Extracted records:
>> Start

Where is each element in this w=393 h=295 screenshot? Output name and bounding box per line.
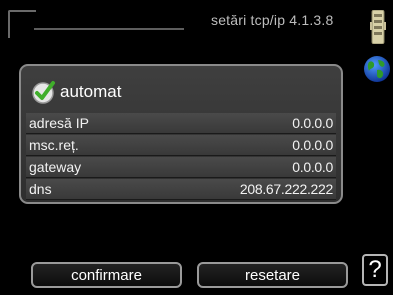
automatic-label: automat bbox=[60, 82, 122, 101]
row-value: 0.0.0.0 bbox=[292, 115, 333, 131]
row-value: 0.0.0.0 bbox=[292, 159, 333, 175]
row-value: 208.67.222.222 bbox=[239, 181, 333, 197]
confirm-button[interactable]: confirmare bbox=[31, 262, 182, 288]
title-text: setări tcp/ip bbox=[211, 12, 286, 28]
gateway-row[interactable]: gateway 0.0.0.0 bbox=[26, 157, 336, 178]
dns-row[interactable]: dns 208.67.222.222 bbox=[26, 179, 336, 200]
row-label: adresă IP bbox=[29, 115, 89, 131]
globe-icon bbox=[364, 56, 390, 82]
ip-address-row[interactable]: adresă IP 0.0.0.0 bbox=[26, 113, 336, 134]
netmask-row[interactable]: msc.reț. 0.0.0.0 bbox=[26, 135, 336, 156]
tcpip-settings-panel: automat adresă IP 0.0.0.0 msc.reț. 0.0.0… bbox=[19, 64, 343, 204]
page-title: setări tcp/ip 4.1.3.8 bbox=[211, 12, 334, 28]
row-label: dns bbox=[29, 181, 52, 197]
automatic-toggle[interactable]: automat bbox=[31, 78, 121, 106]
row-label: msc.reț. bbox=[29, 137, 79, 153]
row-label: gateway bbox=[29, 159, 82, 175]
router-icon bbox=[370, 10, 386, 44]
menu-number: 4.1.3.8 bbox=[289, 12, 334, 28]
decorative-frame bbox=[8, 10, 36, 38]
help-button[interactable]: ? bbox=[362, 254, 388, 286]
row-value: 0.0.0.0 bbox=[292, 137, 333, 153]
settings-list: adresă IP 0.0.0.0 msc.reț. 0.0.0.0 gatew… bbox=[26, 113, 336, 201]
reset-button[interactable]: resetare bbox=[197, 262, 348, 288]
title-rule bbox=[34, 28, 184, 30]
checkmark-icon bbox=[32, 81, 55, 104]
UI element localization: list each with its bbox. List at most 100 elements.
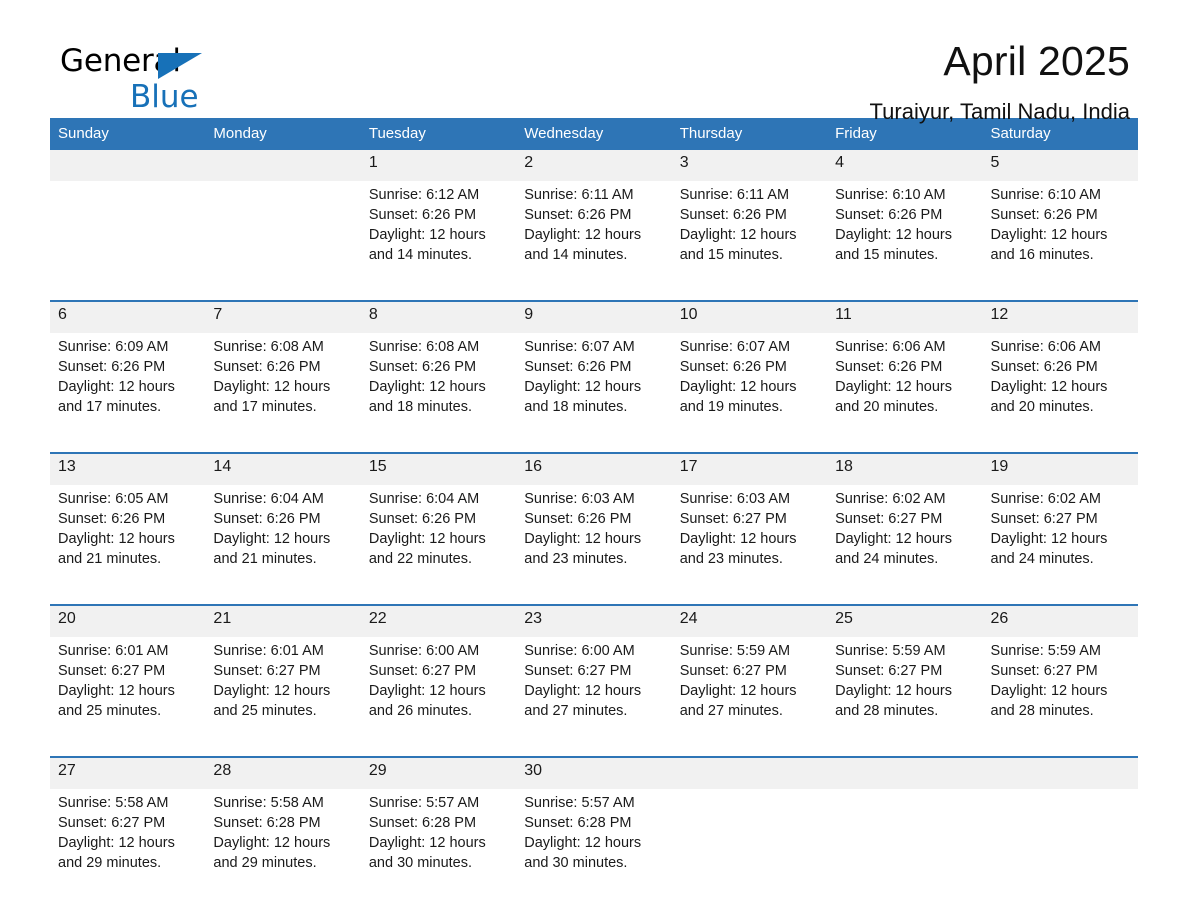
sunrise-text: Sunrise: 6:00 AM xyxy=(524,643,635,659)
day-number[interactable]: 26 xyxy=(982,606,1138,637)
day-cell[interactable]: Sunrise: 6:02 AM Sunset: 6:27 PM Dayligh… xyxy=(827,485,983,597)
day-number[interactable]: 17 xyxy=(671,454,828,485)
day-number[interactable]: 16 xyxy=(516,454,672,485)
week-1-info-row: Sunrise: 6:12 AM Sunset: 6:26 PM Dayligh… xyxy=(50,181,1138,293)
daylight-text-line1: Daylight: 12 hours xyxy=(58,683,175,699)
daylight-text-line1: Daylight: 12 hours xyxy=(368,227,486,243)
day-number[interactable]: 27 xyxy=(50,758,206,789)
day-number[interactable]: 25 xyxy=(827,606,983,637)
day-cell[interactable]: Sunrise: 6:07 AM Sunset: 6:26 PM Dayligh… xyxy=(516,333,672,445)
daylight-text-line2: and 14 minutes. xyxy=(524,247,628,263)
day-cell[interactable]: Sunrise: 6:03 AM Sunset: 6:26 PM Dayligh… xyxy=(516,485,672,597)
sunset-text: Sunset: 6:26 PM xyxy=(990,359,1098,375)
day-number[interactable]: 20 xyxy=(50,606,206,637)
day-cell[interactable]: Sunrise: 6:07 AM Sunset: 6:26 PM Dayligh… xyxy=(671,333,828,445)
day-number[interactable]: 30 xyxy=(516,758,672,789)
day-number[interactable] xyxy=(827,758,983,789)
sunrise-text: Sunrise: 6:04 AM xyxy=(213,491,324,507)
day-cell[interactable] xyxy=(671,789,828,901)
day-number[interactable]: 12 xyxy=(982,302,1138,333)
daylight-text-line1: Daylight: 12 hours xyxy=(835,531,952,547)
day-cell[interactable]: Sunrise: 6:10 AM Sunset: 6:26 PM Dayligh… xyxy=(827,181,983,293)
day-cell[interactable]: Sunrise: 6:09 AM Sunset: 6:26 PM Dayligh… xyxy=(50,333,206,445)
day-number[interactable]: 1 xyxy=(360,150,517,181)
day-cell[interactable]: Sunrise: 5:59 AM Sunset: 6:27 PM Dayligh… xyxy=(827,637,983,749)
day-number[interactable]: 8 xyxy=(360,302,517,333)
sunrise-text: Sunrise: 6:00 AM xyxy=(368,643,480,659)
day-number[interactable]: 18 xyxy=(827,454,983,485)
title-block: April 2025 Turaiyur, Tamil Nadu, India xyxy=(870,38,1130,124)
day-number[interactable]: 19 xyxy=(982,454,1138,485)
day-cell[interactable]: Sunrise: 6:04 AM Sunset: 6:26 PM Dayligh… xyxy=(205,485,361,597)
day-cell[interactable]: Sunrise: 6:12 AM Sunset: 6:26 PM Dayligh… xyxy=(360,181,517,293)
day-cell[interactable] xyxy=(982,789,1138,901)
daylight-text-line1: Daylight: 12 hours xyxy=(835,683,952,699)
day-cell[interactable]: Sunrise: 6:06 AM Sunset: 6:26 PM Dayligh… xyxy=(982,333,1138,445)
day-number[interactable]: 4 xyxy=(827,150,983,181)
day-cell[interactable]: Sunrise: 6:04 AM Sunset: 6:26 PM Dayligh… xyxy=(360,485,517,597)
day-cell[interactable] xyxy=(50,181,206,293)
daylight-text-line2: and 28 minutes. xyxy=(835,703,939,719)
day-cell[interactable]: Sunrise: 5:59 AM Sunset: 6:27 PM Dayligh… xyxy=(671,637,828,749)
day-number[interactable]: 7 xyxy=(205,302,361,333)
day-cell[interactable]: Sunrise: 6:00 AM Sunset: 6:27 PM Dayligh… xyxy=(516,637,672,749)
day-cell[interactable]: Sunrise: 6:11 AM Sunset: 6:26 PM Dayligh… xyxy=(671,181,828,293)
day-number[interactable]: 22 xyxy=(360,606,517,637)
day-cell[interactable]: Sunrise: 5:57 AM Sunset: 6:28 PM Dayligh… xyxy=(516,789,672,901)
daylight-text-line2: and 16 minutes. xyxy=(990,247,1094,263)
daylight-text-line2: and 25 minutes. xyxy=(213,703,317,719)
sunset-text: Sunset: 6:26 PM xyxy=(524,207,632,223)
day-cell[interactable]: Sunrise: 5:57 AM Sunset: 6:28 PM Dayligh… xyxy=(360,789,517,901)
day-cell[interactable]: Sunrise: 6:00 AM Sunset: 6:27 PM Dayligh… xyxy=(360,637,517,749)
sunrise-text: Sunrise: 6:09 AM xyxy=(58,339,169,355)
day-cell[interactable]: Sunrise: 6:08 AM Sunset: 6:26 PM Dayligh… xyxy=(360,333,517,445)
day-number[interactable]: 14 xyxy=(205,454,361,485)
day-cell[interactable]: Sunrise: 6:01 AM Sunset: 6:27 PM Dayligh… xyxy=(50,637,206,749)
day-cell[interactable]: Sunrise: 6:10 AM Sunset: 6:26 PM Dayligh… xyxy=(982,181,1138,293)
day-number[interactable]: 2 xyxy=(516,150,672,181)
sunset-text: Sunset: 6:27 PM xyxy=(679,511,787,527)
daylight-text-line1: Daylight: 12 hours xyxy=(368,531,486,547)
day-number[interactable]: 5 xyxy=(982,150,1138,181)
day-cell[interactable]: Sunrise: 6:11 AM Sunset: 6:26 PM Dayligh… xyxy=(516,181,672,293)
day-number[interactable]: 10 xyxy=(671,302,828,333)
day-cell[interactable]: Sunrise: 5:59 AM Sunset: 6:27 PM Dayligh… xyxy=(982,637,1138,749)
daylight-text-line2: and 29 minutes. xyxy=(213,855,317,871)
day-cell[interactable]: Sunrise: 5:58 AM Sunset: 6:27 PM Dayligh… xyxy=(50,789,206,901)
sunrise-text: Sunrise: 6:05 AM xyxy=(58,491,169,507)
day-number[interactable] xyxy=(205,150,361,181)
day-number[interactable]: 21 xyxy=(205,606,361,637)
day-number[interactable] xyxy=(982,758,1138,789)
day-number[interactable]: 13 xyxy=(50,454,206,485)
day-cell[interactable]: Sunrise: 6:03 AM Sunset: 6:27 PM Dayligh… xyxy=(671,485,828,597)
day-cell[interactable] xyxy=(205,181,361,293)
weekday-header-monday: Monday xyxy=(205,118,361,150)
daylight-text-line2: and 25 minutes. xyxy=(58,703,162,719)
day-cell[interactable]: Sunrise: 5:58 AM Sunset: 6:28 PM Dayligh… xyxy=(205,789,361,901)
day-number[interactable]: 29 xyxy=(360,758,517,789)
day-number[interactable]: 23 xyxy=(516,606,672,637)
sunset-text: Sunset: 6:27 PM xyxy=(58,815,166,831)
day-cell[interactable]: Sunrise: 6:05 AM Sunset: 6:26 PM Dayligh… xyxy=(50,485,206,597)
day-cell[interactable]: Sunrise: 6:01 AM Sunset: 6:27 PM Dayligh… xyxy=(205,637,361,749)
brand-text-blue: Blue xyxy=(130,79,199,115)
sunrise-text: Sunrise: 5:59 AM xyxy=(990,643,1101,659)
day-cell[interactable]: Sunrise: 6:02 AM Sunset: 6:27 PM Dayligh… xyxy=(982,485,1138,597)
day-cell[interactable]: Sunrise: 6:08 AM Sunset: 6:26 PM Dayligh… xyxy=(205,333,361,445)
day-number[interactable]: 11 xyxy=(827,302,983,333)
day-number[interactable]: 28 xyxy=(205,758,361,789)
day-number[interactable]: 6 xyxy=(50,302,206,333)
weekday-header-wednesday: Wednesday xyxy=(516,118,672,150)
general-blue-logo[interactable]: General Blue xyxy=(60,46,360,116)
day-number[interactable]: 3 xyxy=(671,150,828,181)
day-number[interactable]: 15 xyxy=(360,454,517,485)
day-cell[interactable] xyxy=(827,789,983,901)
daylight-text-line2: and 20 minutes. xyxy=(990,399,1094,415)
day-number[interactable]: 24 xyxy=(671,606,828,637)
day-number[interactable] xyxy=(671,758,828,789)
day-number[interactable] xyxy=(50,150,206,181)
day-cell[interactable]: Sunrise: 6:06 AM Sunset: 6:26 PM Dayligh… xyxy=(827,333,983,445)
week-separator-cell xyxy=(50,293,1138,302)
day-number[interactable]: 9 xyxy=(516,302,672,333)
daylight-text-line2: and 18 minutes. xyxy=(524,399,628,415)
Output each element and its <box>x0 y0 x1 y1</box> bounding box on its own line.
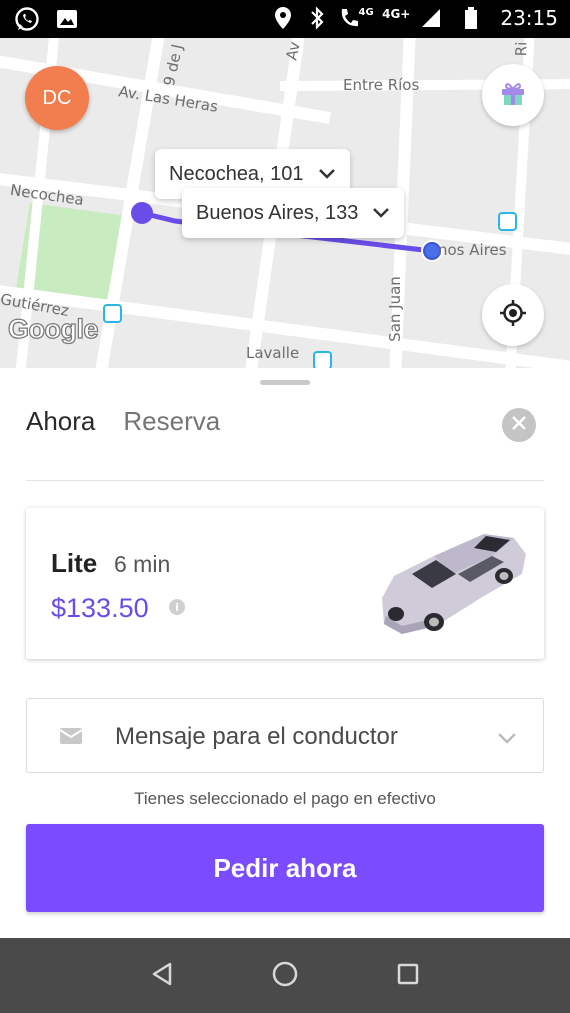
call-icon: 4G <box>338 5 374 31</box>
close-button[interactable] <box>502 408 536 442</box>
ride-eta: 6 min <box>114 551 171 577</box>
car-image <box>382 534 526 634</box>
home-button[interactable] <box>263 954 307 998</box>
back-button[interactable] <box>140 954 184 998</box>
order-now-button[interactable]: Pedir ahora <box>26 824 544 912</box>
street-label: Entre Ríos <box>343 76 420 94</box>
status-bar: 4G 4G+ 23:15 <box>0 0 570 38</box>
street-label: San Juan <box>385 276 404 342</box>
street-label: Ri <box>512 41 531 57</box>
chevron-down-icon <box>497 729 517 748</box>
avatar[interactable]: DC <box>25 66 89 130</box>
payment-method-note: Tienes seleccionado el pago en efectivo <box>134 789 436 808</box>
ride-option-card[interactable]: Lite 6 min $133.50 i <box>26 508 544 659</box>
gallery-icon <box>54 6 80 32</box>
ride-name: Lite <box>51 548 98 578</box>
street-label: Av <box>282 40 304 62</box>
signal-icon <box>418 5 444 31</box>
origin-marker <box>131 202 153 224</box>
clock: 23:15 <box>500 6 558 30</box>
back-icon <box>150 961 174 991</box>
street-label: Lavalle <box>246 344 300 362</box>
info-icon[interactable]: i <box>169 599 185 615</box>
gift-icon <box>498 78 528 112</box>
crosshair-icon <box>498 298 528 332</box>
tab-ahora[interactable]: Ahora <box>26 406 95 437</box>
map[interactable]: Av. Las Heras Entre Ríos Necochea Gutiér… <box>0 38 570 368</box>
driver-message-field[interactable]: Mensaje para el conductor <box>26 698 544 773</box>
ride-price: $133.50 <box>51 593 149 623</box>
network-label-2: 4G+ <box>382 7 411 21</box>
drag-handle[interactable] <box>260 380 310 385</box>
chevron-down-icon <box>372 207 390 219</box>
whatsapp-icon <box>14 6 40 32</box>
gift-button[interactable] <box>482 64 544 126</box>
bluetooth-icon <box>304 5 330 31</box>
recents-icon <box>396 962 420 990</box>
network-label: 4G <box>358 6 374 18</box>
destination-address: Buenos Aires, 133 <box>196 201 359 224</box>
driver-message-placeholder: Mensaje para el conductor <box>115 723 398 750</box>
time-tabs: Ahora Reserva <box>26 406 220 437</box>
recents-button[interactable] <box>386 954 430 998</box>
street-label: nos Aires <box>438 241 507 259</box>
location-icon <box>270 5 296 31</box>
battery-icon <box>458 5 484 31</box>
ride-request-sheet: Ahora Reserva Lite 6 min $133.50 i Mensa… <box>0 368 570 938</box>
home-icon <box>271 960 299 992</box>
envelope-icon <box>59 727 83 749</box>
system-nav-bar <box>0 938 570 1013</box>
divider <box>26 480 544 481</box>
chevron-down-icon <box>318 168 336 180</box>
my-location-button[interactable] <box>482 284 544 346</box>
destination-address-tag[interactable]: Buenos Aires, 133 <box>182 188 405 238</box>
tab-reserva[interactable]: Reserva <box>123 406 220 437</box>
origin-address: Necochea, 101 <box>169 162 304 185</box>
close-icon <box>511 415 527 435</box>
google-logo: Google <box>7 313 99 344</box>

>> End

* **Aim of the task**: Which lines in the material above contain the string "recents"? Report each such line in full, matching case exactly.

* **Right answer**:
recents-icon <box>396 962 420 990</box>
recents-button[interactable] <box>386 954 430 998</box>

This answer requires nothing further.